Data records

....

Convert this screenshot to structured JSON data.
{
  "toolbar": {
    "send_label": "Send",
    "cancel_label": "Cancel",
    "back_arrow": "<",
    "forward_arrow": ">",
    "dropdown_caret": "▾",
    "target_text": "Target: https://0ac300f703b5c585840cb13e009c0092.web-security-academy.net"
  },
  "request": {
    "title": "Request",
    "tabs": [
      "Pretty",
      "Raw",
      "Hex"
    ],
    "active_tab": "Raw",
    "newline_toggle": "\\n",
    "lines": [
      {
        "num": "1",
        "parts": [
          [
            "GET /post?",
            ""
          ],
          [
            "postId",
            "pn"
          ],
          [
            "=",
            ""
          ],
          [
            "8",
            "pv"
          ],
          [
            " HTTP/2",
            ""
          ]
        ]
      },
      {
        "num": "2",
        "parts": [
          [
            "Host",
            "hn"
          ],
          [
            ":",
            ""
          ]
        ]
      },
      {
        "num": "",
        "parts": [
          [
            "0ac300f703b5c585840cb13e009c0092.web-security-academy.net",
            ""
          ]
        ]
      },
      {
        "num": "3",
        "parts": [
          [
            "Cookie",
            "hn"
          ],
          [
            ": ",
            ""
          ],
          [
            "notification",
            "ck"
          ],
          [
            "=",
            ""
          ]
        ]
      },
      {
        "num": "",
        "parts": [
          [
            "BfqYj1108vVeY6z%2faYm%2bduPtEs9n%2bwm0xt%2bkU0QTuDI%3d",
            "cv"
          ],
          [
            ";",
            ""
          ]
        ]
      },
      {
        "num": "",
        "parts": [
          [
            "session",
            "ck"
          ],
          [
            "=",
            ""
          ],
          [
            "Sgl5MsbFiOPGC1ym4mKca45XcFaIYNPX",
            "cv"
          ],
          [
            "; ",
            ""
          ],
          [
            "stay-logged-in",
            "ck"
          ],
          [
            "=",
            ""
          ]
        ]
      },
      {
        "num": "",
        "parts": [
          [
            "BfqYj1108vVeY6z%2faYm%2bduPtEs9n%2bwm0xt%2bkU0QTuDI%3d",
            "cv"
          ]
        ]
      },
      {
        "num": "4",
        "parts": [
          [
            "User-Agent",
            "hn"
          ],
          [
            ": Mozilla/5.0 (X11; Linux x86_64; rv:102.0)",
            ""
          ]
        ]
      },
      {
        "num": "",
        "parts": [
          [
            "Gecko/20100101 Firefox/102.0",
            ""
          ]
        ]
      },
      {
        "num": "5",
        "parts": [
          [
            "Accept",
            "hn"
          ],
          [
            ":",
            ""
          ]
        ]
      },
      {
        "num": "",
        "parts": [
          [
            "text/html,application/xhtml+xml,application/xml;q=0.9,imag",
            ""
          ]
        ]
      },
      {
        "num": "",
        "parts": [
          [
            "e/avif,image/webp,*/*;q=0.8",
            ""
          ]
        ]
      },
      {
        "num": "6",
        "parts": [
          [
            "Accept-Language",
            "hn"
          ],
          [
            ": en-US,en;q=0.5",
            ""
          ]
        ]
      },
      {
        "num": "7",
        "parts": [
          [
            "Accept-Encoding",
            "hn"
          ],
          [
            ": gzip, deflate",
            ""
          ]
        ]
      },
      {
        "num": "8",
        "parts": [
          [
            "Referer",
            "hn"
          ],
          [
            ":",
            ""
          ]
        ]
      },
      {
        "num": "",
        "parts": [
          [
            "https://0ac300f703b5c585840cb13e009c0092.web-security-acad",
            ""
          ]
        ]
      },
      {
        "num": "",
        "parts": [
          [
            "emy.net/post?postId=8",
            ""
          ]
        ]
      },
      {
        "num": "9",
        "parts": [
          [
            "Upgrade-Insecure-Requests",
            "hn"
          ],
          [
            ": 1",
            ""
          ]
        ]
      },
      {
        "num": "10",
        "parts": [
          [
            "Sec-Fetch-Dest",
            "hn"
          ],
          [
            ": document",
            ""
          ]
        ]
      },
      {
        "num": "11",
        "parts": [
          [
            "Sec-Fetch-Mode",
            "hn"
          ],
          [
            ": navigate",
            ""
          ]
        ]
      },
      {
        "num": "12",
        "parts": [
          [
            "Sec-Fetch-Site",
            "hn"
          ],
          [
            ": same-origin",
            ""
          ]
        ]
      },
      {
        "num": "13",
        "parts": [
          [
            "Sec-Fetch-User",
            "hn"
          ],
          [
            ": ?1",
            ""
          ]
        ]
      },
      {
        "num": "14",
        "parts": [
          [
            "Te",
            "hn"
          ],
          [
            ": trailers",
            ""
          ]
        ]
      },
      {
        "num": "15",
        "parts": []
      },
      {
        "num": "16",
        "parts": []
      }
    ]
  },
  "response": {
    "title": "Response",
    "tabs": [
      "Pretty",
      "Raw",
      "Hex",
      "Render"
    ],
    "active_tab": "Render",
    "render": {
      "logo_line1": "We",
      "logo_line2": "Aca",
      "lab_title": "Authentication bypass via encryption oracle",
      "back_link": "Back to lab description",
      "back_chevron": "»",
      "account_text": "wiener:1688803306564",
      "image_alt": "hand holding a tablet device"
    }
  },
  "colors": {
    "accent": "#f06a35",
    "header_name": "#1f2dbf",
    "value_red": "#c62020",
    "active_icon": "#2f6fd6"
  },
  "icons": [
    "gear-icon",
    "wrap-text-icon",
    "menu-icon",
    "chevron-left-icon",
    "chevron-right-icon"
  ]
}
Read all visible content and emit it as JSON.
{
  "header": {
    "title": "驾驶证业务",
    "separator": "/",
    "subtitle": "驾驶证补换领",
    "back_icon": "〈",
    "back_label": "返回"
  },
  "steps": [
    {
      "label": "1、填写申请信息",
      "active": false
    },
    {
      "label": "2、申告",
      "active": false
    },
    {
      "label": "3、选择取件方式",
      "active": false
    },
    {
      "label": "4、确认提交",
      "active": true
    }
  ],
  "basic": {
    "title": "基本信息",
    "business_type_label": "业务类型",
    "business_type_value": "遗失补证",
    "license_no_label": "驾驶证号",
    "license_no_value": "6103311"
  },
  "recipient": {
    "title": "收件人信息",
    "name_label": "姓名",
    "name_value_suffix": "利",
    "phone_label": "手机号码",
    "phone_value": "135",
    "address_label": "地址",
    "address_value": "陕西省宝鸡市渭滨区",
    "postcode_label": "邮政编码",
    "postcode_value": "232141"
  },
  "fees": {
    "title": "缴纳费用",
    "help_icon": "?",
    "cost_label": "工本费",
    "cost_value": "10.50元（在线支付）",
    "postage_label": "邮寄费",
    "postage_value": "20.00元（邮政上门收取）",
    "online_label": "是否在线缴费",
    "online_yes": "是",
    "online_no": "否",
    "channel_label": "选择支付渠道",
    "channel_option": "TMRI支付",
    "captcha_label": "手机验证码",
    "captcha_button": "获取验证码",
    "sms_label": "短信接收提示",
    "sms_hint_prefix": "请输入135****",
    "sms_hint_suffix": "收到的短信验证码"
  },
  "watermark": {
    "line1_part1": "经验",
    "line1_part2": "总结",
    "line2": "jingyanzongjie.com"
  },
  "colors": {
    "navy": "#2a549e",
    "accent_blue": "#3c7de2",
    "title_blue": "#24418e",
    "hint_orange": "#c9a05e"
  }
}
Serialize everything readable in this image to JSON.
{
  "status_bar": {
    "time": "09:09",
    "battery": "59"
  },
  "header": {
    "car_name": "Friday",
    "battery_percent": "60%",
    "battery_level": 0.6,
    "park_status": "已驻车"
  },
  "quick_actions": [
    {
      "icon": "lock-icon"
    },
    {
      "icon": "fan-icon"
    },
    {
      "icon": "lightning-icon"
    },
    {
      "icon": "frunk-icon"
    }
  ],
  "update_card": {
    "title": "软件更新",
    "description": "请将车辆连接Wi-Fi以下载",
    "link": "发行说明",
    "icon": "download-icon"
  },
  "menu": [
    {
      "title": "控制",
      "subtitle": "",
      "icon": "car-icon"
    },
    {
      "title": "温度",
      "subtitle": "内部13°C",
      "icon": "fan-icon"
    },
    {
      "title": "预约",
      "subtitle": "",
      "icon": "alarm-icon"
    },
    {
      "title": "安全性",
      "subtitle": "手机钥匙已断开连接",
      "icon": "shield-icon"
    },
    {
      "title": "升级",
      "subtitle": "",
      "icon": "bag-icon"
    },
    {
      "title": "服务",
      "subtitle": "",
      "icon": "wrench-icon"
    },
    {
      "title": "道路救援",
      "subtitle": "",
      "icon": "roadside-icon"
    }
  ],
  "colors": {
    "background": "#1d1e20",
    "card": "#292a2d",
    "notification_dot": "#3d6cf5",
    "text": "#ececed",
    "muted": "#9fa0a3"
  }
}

....

Directive:
Give back exactly the lines running from the line containing "Serialize everything readable" through the end of the material above, both included, and nothing beyond them.

Written response:
Serialize everything readable in this image to JSON.
{
  "status_bar": {
    "time": "09:09",
    "battery": "59"
  },
  "header": {
    "car_name": "Friday",
    "battery_percent": "60%",
    "battery_level": 0.6,
    "park_status": "已驻车"
  },
  "quick_actions": [
    {
      "icon": "lock-icon"
    },
    {
      "icon": "fan-icon"
    },
    {
      "icon": "lightning-icon"
    },
    {
      "icon": "frunk-icon"
    }
  ],
  "update_card": {
    "title": "软件更新",
    "description": "请将车辆连接Wi-Fi以下载",
    "link": "发行说明",
    "icon": "download-icon"
  },
  "menu": [
    {
      "title": "控制",
      "subtitle": "",
      "icon": "car-icon"
    },
    {
      "title": "温度",
      "subtitle": "内部13°C",
      "icon": "fan-icon"
    },
    {
      "title": "预约",
      "subtitle": "",
      "icon": "alarm-icon"
    },
    {
      "title": "安全性",
      "subtitle": "手机钥匙已断开连接",
      "icon": "shield-icon"
    },
    {
      "title": "升级",
      "subtitle": "",
      "icon": "bag-icon"
    },
    {
      "title": "服务",
      "subtitle": "",
      "icon": "wrench-icon"
    },
    {
      "title": "道路救援",
      "subtitle": "",
      "icon": "roadside-icon"
    }
  ],
  "colors": {
    "background": "#1d1e20",
    "card": "#292a2d",
    "notification_dot": "#3d6cf5",
    "text": "#ececed",
    "muted": "#9fa0a3"
  }
}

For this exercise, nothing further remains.